- _What to do_
Quote every line below exactly as it reads.

- _Provided records_

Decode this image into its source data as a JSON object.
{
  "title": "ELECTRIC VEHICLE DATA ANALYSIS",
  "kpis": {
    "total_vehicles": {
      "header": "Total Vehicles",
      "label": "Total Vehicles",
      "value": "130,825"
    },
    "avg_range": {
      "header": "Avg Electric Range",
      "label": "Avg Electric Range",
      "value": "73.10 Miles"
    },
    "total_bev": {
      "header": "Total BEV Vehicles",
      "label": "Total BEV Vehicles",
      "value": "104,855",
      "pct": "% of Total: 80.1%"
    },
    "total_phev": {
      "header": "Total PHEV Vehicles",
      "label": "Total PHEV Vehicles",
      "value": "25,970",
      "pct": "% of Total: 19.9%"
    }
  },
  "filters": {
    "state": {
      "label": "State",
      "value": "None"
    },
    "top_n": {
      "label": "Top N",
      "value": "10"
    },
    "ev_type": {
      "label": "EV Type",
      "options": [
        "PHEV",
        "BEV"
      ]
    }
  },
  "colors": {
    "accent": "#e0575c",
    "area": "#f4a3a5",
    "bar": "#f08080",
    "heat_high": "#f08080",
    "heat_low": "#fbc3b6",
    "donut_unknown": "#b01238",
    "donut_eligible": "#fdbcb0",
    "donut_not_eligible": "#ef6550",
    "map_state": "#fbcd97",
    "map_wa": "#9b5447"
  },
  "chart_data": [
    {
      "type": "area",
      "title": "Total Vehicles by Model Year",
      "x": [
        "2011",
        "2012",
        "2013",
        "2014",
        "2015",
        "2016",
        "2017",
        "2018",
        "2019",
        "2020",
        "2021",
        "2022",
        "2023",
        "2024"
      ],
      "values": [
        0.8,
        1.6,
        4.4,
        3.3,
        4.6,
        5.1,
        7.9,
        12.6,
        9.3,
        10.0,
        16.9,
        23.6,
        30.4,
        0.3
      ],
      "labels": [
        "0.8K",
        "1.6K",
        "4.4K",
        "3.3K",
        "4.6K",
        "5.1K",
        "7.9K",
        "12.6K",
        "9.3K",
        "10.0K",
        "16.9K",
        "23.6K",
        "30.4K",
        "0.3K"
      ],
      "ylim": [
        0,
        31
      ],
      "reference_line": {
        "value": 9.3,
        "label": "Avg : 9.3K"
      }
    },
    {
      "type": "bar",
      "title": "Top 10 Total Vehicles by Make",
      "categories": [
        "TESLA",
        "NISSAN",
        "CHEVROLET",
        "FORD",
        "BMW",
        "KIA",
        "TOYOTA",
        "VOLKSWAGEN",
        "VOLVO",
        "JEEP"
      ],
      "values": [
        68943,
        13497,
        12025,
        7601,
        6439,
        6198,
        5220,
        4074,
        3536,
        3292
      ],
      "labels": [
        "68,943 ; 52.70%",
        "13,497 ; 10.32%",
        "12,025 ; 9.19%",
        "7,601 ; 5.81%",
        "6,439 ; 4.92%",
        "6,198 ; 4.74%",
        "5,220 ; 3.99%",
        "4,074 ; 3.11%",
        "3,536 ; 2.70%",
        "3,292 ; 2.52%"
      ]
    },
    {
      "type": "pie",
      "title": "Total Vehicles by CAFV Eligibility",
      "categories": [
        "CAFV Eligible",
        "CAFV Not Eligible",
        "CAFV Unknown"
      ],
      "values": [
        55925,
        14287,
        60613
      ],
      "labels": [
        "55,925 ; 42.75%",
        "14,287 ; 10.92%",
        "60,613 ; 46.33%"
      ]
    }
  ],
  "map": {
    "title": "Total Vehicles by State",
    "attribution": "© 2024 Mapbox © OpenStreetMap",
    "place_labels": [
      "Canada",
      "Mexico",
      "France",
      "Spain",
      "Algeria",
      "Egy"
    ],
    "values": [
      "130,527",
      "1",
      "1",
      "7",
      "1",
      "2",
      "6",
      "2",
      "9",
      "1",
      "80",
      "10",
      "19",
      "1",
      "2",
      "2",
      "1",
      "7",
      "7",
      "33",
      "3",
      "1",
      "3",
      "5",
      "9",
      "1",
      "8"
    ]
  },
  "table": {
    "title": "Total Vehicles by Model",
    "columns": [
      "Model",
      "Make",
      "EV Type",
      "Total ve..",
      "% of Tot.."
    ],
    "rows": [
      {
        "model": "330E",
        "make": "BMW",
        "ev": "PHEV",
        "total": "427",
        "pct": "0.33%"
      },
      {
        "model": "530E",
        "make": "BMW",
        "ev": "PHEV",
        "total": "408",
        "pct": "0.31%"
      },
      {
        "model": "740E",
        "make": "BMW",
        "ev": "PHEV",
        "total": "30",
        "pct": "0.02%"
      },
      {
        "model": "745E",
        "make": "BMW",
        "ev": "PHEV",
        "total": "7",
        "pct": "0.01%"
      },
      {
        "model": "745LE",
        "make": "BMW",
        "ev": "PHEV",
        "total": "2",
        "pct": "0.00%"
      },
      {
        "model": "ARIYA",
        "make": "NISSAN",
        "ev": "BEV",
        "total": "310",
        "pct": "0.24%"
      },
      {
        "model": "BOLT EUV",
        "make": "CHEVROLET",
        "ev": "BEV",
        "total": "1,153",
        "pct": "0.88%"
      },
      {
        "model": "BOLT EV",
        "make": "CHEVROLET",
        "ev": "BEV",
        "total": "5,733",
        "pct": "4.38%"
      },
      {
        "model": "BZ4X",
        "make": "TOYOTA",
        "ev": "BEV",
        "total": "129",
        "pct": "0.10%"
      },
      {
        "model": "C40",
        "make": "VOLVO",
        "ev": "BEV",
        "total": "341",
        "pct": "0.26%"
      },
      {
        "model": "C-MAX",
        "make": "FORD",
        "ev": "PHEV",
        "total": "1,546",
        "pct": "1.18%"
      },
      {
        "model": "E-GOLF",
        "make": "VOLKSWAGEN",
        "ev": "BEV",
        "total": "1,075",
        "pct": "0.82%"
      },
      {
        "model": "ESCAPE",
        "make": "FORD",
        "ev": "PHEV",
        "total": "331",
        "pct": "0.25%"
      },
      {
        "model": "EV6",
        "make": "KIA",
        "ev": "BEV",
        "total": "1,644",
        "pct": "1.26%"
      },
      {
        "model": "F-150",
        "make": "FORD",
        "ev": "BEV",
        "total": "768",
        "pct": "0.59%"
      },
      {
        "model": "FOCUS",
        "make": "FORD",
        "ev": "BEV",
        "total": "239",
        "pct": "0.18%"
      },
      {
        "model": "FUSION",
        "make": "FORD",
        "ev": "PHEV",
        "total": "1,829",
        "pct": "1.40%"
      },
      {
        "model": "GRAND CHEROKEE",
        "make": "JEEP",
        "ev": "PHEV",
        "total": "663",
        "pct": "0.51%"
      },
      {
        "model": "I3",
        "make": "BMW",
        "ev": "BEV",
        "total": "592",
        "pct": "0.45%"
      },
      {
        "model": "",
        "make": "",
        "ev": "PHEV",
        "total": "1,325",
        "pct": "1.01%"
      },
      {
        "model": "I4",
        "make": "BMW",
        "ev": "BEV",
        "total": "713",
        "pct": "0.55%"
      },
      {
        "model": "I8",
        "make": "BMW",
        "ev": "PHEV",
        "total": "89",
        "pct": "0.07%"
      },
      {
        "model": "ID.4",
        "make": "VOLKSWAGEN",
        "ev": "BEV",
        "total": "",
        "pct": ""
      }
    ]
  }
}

- _Result of the exercise_
Decode this image into its source data as a JSON object.
{
  "title": "ELECTRIC VEHICLE DATA ANALYSIS",
  "kpis": {
    "total_vehicles": {
      "header": "Total Vehicles",
      "label": "Total Vehicles",
      "value": "130,825"
    },
    "avg_range": {
      "header": "Avg Electric Range",
      "label": "Avg Electric Range",
      "value": "73.10 Miles"
    },
    "total_bev": {
      "header": "Total BEV Vehicles",
      "label": "Total BEV Vehicles",
      "value": "104,855",
      "pct": "% of Total: 80.1%"
    },
    "total_phev": {
      "header": "Total PHEV Vehicles",
      "label": "Total PHEV Vehicles",
      "value": "25,970",
      "pct": "% of Total: 19.9%"
    }
  },
  "filters": {
    "state": {
      "label": "State",
      "value": "None"
    },
    "top_n": {
      "label": "Top N",
      "value": "10"
    },
    "ev_type": {
      "label": "EV Type",
      "options": [
        "PHEV",
        "BEV"
      ]
    }
  },
  "colors": {
    "accent": "#e0575c",
    "area": "#f4a3a5",
    "bar": "#f08080",
    "heat_high": "#f08080",
    "heat_low": "#fbc3b6",
    "donut_unknown": "#b01238",
    "donut_eligible": "#fdbcb0",
    "donut_not_eligible": "#ef6550",
    "map_state": "#fbcd97",
    "map_wa": "#9b5447"
  },
  "chart_data": [
    {
      "type": "area",
      "title": "Total Vehicles by Model Year",
      "x": [
        "2011",
        "2012",
        "2013",
        "2014",
        "2015",
        "2016",
        "2017",
        "2018",
        "2019",
        "2020",
        "2021",
        "2022",
        "2023",
        "2024"
      ],
      "values": [
        0.8,
        1.6,
        4.4,
        3.3,
        4.6,
        5.1,
        7.9,
        12.6,
        9.3,
        10.0,
        16.9,
        23.6,
        30.4,
        0.3
      ],
      "labels": [
        "0.8K",
        "1.6K",
        "4.4K",
        "3.3K",
        "4.6K",
        "5.1K",
        "7.9K",
        "12.6K",
        "9.3K",
        "10.0K",
        "16.9K",
        "23.6K",
        "30.4K",
        "0.3K"
      ],
      "ylim": [
        0,
        31
      ],
      "reference_line": {
        "value": 9.3,
        "label": "Avg : 9.3K"
      }
    },
    {
      "type": "bar",
      "title": "Top 10 Total Vehicles by Make",
      "categories": [
        "TESLA",
        "NISSAN",
        "CHEVROLET",
        "FORD",
        "BMW",
        "KIA",
        "TOYOTA",
        "VOLKSWAGEN",
        "VOLVO",
        "JEEP"
      ],
      "values": [
        68943,
        13497,
        12025,
        7601,
        6439,
        6198,
        5220,
        4074,
        3536,
        3292
      ],
      "labels": [
        "68,943 ; 52.70%",
        "13,497 ; 10.32%",
        "12,025 ; 9.19%",
        "7,601 ; 5.81%",
        "6,439 ; 4.92%",
        "6,198 ; 4.74%",
        "5,220 ; 3.99%",
        "4,074 ; 3.11%",
        "3,536 ; 2.70%",
        "3,292 ; 2.52%"
      ]
    },
    {
      "type": "pie",
      "title": "Total Vehicles by CAFV Eligibility",
      "categories": [
        "CAFV Eligible",
        "CAFV Not Eligible",
        "CAFV Unknown"
      ],
      "values": [
        55925,
        14287,
        60613
      ],
      "labels": [
        "55,925 ; 42.75%",
        "14,287 ; 10.92%",
        "60,613 ; 46.33%"
      ]
    }
  ],
  "map": {
    "title": "Total Vehicles by State",
    "attribution": "© 2024 Mapbox © OpenStreetMap",
    "place_labels": [
      "Canada",
      "Mexico",
      "France",
      "Spain",
      "Algeria",
      "Egy"
    ],
    "values": [
      "130,527",
      "1",
      "1",
      "7",
      "1",
      "2",
      "6",
      "2",
      "9",
      "1",
      "80",
      "10",
      "19",
      "1",
      "2",
      "2",
      "1",
      "7",
      "7",
      "33",
      "3",
      "1",
      "3",
      "5",
      "9",
      "1",
      "8"
    ]
  },
  "table": {
    "title": "Total Vehicles by Model",
    "columns": [
      "Model",
      "Make",
      "EV Type",
      "Total ve..",
      "% of Tot.."
    ],
    "rows": [
      {
        "model": "330E",
        "make": "BMW",
        "ev": "PHEV",
        "total": "427",
        "pct": "0.33%"
      },
      {
        "model": "530E",
        "make": "BMW",
        "ev": "PHEV",
        "total": "408",
        "pct": "0.31%"
      },
      {
        "model": "740E",
        "make": "BMW",
        "ev": "PHEV",
        "total": "30",
        "pct": "0.02%"
      },
      {
        "model": "745E",
        "make": "BMW",
        "ev": "PHEV",
        "total": "7",
        "pct": "0.01%"
      },
      {
        "model": "745LE",
        "make": "BMW",
        "ev": "PHEV",
        "total": "2",
        "pct": "0.00%"
      },
      {
        "model": "ARIYA",
        "make": "NISSAN",
        "ev": "BEV",
        "total": "310",
        "pct": "0.24%"
      },
      {
        "model": "BOLT EUV",
        "make": "CHEVROLET",
        "ev": "BEV",
        "total": "1,153",
        "pct": "0.88%"
      },
      {
        "model": "BOLT EV",
        "make": "CHEVROLET",
        "ev": "BEV",
        "total": "5,733",
        "pct": "4.38%"
      },
      {
        "model": "BZ4X",
        "make": "TOYOTA",
        "ev": "BEV",
        "total": "129",
        "pct": "0.10%"
      },
      {
        "model": "C40",
        "make": "VOLVO",
        "ev": "BEV",
        "total": "341",
        "pct": "0.26%"
      },
      {
        "model": "C-MAX",
        "make": "FORD",
        "ev": "PHEV",
        "total": "1,546",
        "pct": "1.18%"
      },
      {
        "model": "E-GOLF",
        "make": "VOLKSWAGEN",
        "ev": "BEV",
        "total": "1,075",
        "pct": "0.82%"
      },
      {
        "model": "ESCAPE",
        "make": "FORD",
        "ev": "PHEV",
        "total": "331",
        "pct": "0.25%"
      },
      {
        "model": "EV6",
        "make": "KIA",
        "ev": "BEV",
        "total": "1,644",
        "pct": "1.26%"
      },
      {
        "model": "F-150",
        "make": "FORD",
        "ev": "BEV",
        "total": "768",
        "pct": "0.59%"
      },
      {
        "model": "FOCUS",
        "make": "FORD",
        "ev": "BEV",
        "total": "239",
        "pct": "0.18%"
      },
      {
        "model": "FUSION",
        "make": "FORD",
        "ev": "PHEV",
        "total": "1,829",
        "pct": "1.40%"
      },
      {
        "model": "GRAND CHEROKEE",
        "make": "JEEP",
        "ev": "PHEV",
        "total": "663",
        "pct": "0.51%"
      },
      {
        "model": "I3",
        "make": "BMW",
        "ev": "BEV",
        "total": "592",
        "pct": "0.45%"
      },
      {
        "model": "",
        "make": "",
        "ev": "PHEV",
        "total": "1,325",
        "pct": "1.01%"
      },
      {
        "model": "I4",
        "make": "BMW",
        "ev": "BEV",
        "total": "713",
        "pct": "0.55%"
      },
      {
        "model": "I8",
        "make": "BMW",
        "ev": "PHEV",
        "total": "89",
        "pct": "0.07%"
      },
      {
        "model": "ID.4",
        "make": "VOLKSWAGEN",
        "ev": "BEV",
        "total": "",
        "pct": ""
      }
    ]
  }
}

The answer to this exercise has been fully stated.